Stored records
┄┄┄┄┄┄┄┄┄┄

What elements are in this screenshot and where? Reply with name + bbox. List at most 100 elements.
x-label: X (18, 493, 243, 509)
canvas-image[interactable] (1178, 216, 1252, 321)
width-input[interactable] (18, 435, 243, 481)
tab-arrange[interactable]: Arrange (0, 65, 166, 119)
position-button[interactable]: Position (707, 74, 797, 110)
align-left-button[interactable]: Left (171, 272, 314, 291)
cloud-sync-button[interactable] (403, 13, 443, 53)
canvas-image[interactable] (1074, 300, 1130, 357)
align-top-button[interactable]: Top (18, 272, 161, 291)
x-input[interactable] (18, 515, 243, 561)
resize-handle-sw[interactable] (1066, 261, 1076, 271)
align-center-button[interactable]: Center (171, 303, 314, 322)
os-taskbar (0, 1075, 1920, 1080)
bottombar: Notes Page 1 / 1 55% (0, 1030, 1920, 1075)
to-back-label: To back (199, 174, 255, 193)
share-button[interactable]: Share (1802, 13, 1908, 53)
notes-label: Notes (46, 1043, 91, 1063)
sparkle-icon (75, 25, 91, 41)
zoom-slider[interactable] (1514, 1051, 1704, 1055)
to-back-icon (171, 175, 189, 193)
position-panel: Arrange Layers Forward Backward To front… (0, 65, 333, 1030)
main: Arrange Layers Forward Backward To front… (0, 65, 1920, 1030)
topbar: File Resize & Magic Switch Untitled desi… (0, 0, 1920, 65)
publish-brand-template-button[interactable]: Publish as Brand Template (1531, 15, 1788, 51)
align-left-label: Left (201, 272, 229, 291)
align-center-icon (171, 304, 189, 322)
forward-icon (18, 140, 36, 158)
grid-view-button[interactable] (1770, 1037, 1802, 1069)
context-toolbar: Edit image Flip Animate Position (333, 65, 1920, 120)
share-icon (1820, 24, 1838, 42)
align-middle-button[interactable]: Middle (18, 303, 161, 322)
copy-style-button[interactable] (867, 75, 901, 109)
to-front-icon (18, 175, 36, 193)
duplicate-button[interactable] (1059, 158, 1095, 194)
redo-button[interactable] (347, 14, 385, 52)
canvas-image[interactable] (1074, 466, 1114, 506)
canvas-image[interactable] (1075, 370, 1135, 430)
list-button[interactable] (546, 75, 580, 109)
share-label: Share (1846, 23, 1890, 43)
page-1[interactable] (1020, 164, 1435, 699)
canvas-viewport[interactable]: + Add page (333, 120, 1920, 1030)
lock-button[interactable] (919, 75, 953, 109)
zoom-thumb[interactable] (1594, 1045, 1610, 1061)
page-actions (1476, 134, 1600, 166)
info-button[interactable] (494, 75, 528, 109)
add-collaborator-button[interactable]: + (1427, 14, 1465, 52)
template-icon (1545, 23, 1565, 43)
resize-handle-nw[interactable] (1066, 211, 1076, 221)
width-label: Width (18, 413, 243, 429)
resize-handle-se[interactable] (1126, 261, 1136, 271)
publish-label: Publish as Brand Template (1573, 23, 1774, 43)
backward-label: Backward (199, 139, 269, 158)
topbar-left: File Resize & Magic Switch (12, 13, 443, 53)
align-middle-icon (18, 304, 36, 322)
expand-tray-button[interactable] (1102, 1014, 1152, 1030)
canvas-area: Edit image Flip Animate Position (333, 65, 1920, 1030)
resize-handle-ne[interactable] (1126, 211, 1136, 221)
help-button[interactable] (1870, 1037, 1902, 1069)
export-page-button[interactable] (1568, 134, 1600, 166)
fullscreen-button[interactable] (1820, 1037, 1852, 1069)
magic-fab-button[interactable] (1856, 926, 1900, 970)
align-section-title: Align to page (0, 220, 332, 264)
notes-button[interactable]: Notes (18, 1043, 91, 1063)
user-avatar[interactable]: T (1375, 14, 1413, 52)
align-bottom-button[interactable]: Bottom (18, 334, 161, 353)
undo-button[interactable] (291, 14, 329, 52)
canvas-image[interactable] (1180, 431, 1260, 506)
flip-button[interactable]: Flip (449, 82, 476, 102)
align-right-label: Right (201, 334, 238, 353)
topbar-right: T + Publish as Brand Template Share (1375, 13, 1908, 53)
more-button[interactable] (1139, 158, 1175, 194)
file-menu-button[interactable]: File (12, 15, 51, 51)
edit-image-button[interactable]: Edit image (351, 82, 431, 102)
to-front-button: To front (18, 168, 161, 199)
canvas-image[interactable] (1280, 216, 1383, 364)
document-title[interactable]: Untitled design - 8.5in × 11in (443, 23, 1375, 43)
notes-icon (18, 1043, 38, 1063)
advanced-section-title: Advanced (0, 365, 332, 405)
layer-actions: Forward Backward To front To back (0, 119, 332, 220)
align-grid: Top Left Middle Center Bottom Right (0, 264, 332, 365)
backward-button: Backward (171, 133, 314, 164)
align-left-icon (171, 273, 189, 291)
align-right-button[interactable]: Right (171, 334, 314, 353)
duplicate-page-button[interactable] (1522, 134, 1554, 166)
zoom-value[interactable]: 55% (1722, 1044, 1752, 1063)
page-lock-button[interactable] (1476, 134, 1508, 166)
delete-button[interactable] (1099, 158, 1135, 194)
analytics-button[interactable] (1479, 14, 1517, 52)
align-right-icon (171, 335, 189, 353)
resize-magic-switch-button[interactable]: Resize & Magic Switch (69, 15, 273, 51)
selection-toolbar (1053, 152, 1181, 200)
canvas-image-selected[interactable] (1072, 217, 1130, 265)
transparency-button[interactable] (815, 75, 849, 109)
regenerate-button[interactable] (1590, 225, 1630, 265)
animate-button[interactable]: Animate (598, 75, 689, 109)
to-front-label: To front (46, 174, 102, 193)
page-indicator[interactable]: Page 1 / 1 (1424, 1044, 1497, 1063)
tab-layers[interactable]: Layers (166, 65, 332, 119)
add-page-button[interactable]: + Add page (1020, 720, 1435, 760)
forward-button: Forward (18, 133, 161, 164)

┄┄┄┄┄┄┄┄┄┄

• Task brief:
Reproduce all of the stored records above word for word.

• Task solution:
What elements are in this screenshot and where? Reply with name + bbox. List at most 100 elements.
x-label: X (18, 493, 243, 509)
canvas-image[interactable] (1178, 216, 1252, 321)
width-input[interactable] (18, 435, 243, 481)
tab-arrange[interactable]: Arrange (0, 65, 166, 119)
position-button[interactable]: Position (707, 74, 797, 110)
align-left-button[interactable]: Left (171, 272, 314, 291)
cloud-sync-button[interactable] (403, 13, 443, 53)
canvas-image[interactable] (1074, 300, 1130, 357)
align-top-button[interactable]: Top (18, 272, 161, 291)
x-input[interactable] (18, 515, 243, 561)
resize-handle-sw[interactable] (1066, 261, 1076, 271)
align-center-button[interactable]: Center (171, 303, 314, 322)
os-taskbar (0, 1075, 1920, 1080)
bottombar: Notes Page 1 / 1 55% (0, 1030, 1920, 1075)
to-back-label: To back (199, 174, 255, 193)
share-button[interactable]: Share (1802, 13, 1908, 53)
notes-label: Notes (46, 1043, 91, 1063)
sparkle-icon (75, 25, 91, 41)
zoom-slider[interactable] (1514, 1051, 1704, 1055)
to-back-icon (171, 175, 189, 193)
position-panel: Arrange Layers Forward Backward To front… (0, 65, 333, 1030)
main: Arrange Layers Forward Backward To front… (0, 65, 1920, 1030)
topbar: File Resize & Magic Switch Untitled desi… (0, 0, 1920, 65)
publish-brand-template-button[interactable]: Publish as Brand Template (1531, 15, 1788, 51)
align-left-label: Left (201, 272, 229, 291)
align-center-icon (171, 304, 189, 322)
forward-icon (18, 140, 36, 158)
grid-view-button[interactable] (1770, 1037, 1802, 1069)
context-toolbar: Edit image Flip Animate Position (333, 65, 1920, 120)
share-icon (1820, 24, 1838, 42)
align-middle-button[interactable]: Middle (18, 303, 161, 322)
copy-style-button[interactable] (867, 75, 901, 109)
to-front-icon (18, 175, 36, 193)
duplicate-button[interactable] (1059, 158, 1095, 194)
redo-button[interactable] (347, 14, 385, 52)
canvas-image[interactable] (1074, 466, 1114, 506)
canvas-image[interactable] (1075, 370, 1135, 430)
list-button[interactable] (546, 75, 580, 109)
share-label: Share (1846, 23, 1890, 43)
page-1[interactable] (1020, 164, 1435, 699)
canvas-viewport[interactable]: + Add page (333, 120, 1920, 1030)
lock-button[interactable] (919, 75, 953, 109)
zoom-thumb[interactable] (1594, 1045, 1610, 1061)
page-actions (1476, 134, 1600, 166)
info-button[interactable] (494, 75, 528, 109)
add-collaborator-button[interactable]: + (1427, 14, 1465, 52)
template-icon (1545, 23, 1565, 43)
resize-handle-nw[interactable] (1066, 211, 1076, 221)
width-label: Width (18, 413, 243, 429)
resize-handle-se[interactable] (1126, 261, 1136, 271)
publish-label: Publish as Brand Template (1573, 23, 1774, 43)
backward-label: Backward (199, 139, 269, 158)
topbar-left: File Resize & Magic Switch (12, 13, 443, 53)
align-middle-icon (18, 304, 36, 322)
expand-tray-button[interactable] (1102, 1014, 1152, 1030)
canvas-area: Edit image Flip Animate Position (333, 65, 1920, 1030)
resize-handle-ne[interactable] (1126, 211, 1136, 221)
help-button[interactable] (1870, 1037, 1902, 1069)
export-page-button[interactable] (1568, 134, 1600, 166)
fullscreen-button[interactable] (1820, 1037, 1852, 1069)
magic-fab-button[interactable] (1856, 926, 1900, 970)
align-section-title: Align to page (0, 220, 332, 264)
notes-button[interactable]: Notes (18, 1043, 91, 1063)
user-avatar[interactable]: T (1375, 14, 1413, 52)
align-bottom-button[interactable]: Bottom (18, 334, 161, 353)
undo-button[interactable] (291, 14, 329, 52)
canvas-image[interactable] (1180, 431, 1260, 506)
flip-button[interactable]: Flip (449, 82, 476, 102)
align-right-label: Right (201, 334, 238, 353)
topbar-right: T + Publish as Brand Template Share (1375, 13, 1908, 53)
more-button[interactable] (1139, 158, 1175, 194)
file-menu-button[interactable]: File (12, 15, 51, 51)
edit-image-button[interactable]: Edit image (351, 82, 431, 102)
to-front-button: To front (18, 168, 161, 199)
canvas-image[interactable] (1280, 216, 1383, 364)
document-title[interactable]: Untitled design - 8.5in × 11in (443, 23, 1375, 43)
notes-icon (18, 1043, 38, 1063)
advanced-section-title: Advanced (0, 365, 332, 405)
layer-actions: Forward Backward To front To back (0, 119, 332, 220)
align-grid: Top Left Middle Center Bottom Right (0, 264, 332, 365)
backward-button: Backward (171, 133, 314, 164)
align-left-icon (171, 273, 189, 291)
align-right-button[interactable]: Right (171, 334, 314, 353)
duplicate-page-button[interactable] (1522, 134, 1554, 166)
zoom-value[interactable]: 55% (1722, 1044, 1752, 1063)
page-lock-button[interactable] (1476, 134, 1508, 166)
delete-button[interactable] (1099, 158, 1135, 194)
analytics-button[interactable] (1479, 14, 1517, 52)
align-right-icon (171, 335, 189, 353)
resize-magic-switch-button[interactable]: Resize & Magic Switch (69, 15, 273, 51)
selection-toolbar (1053, 152, 1181, 200)
canvas-image-selected[interactable] (1072, 217, 1130, 265)
transparency-button[interactable] (815, 75, 849, 109)
regenerate-button[interactable] (1590, 225, 1630, 265)
animate-button[interactable]: Animate (598, 75, 689, 109)
to-front-label: To front (46, 174, 102, 193)
page-indicator[interactable]: Page 1 / 1 (1424, 1044, 1497, 1063)
tab-layers[interactable]: Layers (166, 65, 332, 119)
add-page-button[interactable]: + Add page (1020, 720, 1435, 760)
forward-button: Forward (18, 133, 161, 164)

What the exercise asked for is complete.